Records
»»
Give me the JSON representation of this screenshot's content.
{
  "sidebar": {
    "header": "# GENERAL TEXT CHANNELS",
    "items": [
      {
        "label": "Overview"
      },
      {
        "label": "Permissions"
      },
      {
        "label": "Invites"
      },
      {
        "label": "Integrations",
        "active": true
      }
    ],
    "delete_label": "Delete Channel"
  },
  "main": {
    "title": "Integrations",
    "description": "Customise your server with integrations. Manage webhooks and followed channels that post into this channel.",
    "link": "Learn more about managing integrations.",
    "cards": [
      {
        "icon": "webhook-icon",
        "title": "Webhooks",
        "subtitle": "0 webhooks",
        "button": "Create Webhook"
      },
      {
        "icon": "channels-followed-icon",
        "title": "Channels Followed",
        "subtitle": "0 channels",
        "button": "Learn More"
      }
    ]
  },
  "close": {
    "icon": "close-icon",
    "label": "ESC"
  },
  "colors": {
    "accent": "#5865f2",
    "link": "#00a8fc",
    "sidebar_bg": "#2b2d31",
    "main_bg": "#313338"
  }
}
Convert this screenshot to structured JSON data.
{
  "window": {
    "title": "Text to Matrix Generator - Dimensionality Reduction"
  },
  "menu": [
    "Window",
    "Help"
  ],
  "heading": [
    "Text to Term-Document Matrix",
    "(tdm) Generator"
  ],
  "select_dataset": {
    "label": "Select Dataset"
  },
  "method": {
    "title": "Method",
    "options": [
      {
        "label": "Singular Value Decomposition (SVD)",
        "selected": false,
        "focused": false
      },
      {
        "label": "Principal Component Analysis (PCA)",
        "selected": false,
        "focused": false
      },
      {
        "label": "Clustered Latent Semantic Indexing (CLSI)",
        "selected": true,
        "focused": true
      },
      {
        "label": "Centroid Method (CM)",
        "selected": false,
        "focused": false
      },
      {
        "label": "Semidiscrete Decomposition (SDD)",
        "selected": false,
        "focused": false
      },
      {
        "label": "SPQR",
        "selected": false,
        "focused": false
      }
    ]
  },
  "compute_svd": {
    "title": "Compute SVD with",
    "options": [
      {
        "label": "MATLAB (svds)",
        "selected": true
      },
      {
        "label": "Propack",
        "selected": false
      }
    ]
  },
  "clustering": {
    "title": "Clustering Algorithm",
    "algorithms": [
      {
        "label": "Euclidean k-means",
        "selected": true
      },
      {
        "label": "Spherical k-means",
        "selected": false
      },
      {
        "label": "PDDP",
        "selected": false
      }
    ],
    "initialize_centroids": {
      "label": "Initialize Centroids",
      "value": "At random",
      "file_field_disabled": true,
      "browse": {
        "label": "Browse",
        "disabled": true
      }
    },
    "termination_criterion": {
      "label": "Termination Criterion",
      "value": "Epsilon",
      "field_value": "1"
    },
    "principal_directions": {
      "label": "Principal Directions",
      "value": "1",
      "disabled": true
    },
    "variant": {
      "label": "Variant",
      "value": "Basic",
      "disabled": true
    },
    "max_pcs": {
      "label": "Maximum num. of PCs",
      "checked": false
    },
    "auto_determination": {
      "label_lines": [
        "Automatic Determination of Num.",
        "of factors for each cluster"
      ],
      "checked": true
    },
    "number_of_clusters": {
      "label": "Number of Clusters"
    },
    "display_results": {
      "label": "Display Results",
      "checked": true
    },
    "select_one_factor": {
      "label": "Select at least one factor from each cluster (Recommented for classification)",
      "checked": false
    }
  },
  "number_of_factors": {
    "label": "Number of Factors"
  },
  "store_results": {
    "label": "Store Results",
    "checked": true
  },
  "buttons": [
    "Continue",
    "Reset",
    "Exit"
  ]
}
««
Repeat back the data above, exact to the last character.

Response to the exercise
Give me the JSON representation of this screenshot's content.
{
  "sidebar": {
    "header": "# GENERAL TEXT CHANNELS",
    "items": [
      {
        "label": "Overview"
      },
      {
        "label": "Permissions"
      },
      {
        "label": "Invites"
      },
      {
        "label": "Integrations",
        "active": true
      }
    ],
    "delete_label": "Delete Channel"
  },
  "main": {
    "title": "Integrations",
    "description": "Customise your server with integrations. Manage webhooks and followed channels that post into this channel.",
    "link": "Learn more about managing integrations.",
    "cards": [
      {
        "icon": "webhook-icon",
        "title": "Webhooks",
        "subtitle": "0 webhooks",
        "button": "Create Webhook"
      },
      {
        "icon": "channels-followed-icon",
        "title": "Channels Followed",
        "subtitle": "0 channels",
        "button": "Learn More"
      }
    ]
  },
  "close": {
    "icon": "close-icon",
    "label": "ESC"
  },
  "colors": {
    "accent": "#5865f2",
    "link": "#00a8fc",
    "sidebar_bg": "#2b2d31",
    "main_bg": "#313338"
  }
}
Convert this screenshot to structured JSON data.
{
  "window": {
    "title": "Text to Matrix Generator - Dimensionality Reduction"
  },
  "menu": [
    "Window",
    "Help"
  ],
  "heading": [
    "Text to Term-Document Matrix",
    "(tdm) Generator"
  ],
  "select_dataset": {
    "label": "Select Dataset"
  },
  "method": {
    "title": "Method",
    "options": [
      {
        "label": "Singular Value Decomposition (SVD)",
        "selected": false,
        "focused": false
      },
      {
        "label": "Principal Component Analysis (PCA)",
        "selected": false,
        "focused": false
      },
      {
        "label": "Clustered Latent Semantic Indexing (CLSI)",
        "selected": true,
        "focused": true
      },
      {
        "label": "Centroid Method (CM)",
        "selected": false,
        "focused": false
      },
      {
        "label": "Semidiscrete Decomposition (SDD)",
        "selected": false,
        "focused": false
      },
      {
        "label": "SPQR",
        "selected": false,
        "focused": false
      }
    ]
  },
  "compute_svd": {
    "title": "Compute SVD with",
    "options": [
      {
        "label": "MATLAB (svds)",
        "selected": true
      },
      {
        "label": "Propack",
        "selected": false
      }
    ]
  },
  "clustering": {
    "title": "Clustering Algorithm",
    "algorithms": [
      {
        "label": "Euclidean k-means",
        "selected": true
      },
      {
        "label": "Spherical k-means",
        "selected": false
      },
      {
        "label": "PDDP",
        "selected": false
      }
    ],
    "initialize_centroids": {
      "label": "Initialize Centroids",
      "value": "At random",
      "file_field_disabled": true,
      "browse": {
        "label": "Browse",
        "disabled": true
      }
    },
    "termination_criterion": {
      "label": "Termination Criterion",
      "value": "Epsilon",
      "field_value": "1"
    },
    "principal_directions": {
      "label": "Principal Directions",
      "value": "1",
      "disabled": true
    },
    "variant": {
      "label": "Variant",
      "value": "Basic",
      "disabled": true
    },
    "max_pcs": {
      "label": "Maximum num. of PCs",
      "checked": false
    },
    "auto_determination": {
      "label_lines": [
        "Automatic Determination of Num.",
        "of factors for each cluster"
      ],
      "checked": true
    },
    "number_of_clusters": {
      "label": "Number of Clusters"
    },
    "display_results": {
      "label": "Display Results",
      "checked": true
    },
    "select_one_factor": {
      "label": "Select at least one factor from each cluster (Recommented for classification)",
      "checked": false
    }
  },
  "number_of_factors": {
    "label": "Number of Factors"
  },
  "store_results": {
    "label": "Store Results",
    "checked": true
  },
  "buttons": [
    "Continue",
    "Reset",
    "Exit"
  ]
}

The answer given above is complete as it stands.